- Problem description:
Each line from the one containing "Type out the text in this image." through the last line of the data below is to be written out verbatim, and nothing more.

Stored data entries
»»

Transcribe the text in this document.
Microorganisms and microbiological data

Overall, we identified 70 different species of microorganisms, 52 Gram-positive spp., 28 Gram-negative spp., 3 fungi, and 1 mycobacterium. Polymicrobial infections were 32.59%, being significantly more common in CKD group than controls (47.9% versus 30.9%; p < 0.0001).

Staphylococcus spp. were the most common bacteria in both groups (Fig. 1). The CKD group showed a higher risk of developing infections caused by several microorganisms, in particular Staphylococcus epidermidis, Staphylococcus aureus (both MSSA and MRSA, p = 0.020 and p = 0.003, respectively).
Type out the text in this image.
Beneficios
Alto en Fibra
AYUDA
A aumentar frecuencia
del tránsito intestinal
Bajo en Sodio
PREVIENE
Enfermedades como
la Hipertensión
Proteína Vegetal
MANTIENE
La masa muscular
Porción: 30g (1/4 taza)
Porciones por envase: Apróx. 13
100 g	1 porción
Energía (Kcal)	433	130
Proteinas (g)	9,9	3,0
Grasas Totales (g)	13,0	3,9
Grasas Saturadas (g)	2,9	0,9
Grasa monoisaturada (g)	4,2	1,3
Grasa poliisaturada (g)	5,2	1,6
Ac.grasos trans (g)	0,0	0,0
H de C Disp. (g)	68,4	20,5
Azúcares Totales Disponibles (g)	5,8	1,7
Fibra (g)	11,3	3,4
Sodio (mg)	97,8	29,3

««

- Written answer:
Type out the text in this image.
Beneficios
Alto en Fibra
AYUDA
A aumentar frecuencia
del tránsito intestinal
Bajo en Sodio
PREVIENE
Enfermedades como
la Hipertensión
Proteína Vegetal
MANTIENE
La masa muscular
Porción: 30g (1/4 taza)
Porciones por envase: Apróx. 13
100 g	1 porción
Energía (Kcal)	433	130
Proteinas (g)	9,9	3,0
Grasas Totales (g)	13,0	3,9
Grasas Saturadas (g)	2,9	0,9
Grasa monoisaturada (g)	4,2	1,3
Grasa poliisaturada (g)	5,2	1,6
Ac.grasos trans (g)	0,0	0,0
H de C Disp. (g)	68,4	20,5
Azúcares Totales Disponibles (g)	5,8	1,7
Fibra (g)	11,3	3,4
Sodio (mg)	97,8	29,3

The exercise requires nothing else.